● **RECORDED INFORMATION**:

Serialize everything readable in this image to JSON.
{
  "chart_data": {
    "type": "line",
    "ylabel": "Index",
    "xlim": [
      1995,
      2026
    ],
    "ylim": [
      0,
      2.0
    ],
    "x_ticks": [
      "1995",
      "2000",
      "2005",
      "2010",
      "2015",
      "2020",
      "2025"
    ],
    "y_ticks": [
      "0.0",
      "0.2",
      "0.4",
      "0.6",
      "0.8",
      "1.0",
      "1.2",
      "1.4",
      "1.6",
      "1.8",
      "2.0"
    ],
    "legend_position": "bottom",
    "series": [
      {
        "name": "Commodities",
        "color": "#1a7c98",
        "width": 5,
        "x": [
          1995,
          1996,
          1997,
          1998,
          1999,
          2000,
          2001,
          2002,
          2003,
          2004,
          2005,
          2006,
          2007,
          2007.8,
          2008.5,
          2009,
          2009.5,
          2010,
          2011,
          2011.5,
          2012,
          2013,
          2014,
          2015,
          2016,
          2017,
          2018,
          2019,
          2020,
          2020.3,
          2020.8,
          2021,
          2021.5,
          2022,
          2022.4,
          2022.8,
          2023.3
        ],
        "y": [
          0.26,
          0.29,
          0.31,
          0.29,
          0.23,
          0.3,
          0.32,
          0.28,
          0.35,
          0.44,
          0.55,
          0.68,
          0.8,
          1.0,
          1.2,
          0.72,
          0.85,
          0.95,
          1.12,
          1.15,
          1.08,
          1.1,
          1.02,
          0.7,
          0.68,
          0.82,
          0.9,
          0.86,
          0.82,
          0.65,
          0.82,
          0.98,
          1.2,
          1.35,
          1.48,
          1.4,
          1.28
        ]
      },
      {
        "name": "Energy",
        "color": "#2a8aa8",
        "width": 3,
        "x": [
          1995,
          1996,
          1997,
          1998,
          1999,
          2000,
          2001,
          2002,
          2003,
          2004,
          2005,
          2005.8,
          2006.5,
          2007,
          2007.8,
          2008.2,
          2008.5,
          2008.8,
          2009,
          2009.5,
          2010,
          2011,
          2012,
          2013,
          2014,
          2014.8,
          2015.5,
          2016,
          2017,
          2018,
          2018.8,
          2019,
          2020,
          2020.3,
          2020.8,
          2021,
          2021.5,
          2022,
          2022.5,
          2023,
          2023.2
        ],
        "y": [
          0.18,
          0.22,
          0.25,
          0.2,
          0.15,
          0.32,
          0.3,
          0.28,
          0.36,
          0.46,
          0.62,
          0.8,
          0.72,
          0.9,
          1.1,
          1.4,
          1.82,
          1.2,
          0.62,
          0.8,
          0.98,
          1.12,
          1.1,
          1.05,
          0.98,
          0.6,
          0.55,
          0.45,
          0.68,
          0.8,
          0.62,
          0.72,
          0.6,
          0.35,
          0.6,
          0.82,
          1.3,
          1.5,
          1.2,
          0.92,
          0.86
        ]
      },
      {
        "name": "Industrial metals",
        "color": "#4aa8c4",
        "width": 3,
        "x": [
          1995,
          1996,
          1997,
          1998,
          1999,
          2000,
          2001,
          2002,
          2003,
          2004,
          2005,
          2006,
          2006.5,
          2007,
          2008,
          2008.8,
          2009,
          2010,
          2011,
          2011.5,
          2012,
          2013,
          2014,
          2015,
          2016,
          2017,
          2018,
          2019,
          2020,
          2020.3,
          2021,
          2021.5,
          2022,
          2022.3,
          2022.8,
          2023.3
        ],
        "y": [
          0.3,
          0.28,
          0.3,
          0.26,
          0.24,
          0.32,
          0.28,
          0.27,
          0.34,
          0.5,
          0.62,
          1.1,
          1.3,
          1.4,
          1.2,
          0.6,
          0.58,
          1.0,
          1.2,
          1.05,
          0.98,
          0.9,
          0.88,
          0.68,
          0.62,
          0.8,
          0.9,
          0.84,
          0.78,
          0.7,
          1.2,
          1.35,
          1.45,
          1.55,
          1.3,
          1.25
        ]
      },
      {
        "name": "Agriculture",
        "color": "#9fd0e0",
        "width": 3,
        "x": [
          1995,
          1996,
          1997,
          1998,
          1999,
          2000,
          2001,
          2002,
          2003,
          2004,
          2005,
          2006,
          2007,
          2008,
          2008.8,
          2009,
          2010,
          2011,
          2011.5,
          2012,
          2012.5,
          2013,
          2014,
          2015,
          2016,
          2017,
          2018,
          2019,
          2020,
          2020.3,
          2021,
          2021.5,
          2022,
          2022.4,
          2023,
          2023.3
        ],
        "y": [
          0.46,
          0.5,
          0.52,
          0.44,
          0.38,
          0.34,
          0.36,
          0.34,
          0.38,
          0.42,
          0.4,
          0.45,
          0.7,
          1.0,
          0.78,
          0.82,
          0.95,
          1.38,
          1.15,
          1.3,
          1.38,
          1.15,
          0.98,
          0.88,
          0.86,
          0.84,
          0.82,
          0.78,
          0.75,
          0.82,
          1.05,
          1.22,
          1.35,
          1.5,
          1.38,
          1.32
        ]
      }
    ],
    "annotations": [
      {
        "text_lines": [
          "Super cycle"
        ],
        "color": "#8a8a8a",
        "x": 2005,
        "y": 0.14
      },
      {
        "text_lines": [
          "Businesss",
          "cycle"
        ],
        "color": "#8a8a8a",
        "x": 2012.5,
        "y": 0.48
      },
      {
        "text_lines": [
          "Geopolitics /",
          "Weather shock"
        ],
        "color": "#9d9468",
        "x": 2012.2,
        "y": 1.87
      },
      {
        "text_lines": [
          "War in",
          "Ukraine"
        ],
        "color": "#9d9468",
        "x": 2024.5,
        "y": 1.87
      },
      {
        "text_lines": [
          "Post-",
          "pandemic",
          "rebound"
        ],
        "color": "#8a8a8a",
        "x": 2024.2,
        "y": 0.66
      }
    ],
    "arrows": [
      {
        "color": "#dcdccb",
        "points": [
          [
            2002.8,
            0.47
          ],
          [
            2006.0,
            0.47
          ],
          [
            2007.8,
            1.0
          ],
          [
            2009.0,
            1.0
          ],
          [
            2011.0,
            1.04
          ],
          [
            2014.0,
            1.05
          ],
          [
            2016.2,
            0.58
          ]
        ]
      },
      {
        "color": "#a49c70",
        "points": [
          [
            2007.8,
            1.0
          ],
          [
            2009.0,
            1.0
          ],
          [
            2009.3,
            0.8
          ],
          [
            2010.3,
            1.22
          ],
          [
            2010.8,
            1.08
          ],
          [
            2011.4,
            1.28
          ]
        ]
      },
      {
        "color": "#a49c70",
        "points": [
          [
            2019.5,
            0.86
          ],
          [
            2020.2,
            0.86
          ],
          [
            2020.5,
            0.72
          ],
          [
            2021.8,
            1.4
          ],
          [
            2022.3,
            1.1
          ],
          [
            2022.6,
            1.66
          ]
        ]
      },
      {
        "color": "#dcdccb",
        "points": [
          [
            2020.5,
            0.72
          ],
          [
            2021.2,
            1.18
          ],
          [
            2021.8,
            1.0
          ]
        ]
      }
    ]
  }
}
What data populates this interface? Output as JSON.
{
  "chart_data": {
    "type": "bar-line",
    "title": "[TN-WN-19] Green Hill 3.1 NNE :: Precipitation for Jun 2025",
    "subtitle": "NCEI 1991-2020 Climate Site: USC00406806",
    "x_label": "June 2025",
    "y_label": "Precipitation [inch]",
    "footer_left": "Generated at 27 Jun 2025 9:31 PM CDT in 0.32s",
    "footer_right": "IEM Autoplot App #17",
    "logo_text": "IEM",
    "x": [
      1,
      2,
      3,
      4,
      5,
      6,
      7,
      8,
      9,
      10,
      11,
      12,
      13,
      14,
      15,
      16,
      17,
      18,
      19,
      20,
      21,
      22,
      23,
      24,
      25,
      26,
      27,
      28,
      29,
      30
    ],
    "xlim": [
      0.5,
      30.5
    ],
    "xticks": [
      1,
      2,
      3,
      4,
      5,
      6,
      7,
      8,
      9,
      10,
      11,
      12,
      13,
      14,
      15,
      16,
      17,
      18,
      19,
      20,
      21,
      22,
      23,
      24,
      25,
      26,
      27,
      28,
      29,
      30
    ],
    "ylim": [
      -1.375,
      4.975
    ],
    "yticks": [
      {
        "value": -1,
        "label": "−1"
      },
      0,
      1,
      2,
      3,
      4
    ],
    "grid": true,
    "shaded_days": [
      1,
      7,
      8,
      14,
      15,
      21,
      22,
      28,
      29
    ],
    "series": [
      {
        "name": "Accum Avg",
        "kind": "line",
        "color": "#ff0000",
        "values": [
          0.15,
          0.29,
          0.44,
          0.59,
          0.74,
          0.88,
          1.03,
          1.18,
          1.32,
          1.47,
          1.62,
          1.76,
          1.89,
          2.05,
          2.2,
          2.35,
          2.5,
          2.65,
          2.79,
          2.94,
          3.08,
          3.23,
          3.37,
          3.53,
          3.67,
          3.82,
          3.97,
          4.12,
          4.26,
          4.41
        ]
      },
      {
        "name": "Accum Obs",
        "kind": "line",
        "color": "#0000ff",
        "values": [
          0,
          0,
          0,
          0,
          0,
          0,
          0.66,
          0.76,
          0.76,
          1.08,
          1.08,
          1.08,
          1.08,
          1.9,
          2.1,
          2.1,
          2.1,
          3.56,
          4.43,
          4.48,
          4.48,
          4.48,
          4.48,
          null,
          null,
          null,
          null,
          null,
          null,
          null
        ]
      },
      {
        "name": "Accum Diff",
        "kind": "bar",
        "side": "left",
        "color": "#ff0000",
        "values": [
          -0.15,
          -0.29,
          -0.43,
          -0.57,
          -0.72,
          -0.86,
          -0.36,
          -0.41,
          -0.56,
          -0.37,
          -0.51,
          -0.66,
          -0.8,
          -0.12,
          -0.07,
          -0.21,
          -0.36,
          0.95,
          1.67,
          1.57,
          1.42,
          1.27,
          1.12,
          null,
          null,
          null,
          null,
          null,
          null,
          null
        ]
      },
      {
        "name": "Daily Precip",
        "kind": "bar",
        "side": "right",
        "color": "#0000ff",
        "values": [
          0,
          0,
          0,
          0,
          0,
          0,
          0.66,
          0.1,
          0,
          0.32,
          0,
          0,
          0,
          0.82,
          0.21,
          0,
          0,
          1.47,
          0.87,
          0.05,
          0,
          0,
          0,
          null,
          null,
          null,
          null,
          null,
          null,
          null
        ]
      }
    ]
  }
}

● **JOB**:
Display every line of the listing that contains the string "name".

● **THE OUTPUT**:
        "name": "Commodities",
        "name": "Energy",
        "name": "Industrial metals",
        "name": "Agriculture",
        "name": "Accum Avg",
        "name": "Accum Obs",
        "name": "Accum Diff",
        "name": "Daily Precip",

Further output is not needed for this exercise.